> **Provided records**:
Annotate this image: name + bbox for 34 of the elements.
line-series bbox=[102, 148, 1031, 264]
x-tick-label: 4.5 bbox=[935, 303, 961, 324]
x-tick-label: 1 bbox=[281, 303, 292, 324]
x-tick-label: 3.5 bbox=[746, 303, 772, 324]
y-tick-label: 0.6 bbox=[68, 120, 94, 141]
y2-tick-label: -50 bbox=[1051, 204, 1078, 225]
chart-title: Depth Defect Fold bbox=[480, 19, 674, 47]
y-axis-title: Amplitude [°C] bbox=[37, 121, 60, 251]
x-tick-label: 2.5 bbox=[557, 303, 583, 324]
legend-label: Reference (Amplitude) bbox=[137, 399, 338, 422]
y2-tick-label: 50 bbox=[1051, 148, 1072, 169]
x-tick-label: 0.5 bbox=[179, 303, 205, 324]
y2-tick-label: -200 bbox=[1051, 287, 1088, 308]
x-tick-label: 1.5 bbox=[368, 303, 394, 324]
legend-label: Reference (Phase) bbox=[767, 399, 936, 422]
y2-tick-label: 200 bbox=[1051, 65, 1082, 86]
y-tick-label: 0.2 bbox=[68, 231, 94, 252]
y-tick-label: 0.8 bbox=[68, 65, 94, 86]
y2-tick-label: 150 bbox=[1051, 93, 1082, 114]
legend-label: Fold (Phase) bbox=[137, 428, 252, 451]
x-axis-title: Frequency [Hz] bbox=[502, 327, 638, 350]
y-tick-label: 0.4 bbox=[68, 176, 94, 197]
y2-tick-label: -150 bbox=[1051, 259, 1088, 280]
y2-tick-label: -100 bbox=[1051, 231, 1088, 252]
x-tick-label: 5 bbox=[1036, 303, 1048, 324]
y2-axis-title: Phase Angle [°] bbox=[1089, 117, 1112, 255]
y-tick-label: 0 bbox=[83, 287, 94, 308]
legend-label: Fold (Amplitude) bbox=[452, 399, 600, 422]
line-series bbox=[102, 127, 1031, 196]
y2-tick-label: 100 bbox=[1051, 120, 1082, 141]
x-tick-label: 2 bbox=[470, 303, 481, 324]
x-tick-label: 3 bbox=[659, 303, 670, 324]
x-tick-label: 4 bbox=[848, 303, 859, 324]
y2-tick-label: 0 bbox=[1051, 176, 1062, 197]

> **Set exercise**: Copy out the records word for word, starting with their first line and going on through the line that contains "x-tick-label: 2.5 bbox=[557, 303, 583, 324]", with both of those lines included.

> **Final result**:
Annotate this image: name + bbox for 34 of the elements.
line-series bbox=[102, 148, 1031, 264]
x-tick-label: 4.5 bbox=[935, 303, 961, 324]
x-tick-label: 1 bbox=[281, 303, 292, 324]
x-tick-label: 3.5 bbox=[746, 303, 772, 324]
y-tick-label: 0.6 bbox=[68, 120, 94, 141]
y2-tick-label: -50 bbox=[1051, 204, 1078, 225]
chart-title: Depth Defect Fold bbox=[480, 19, 674, 47]
y-axis-title: Amplitude [°C] bbox=[37, 121, 60, 251]
x-tick-label: 2.5 bbox=[557, 303, 583, 324]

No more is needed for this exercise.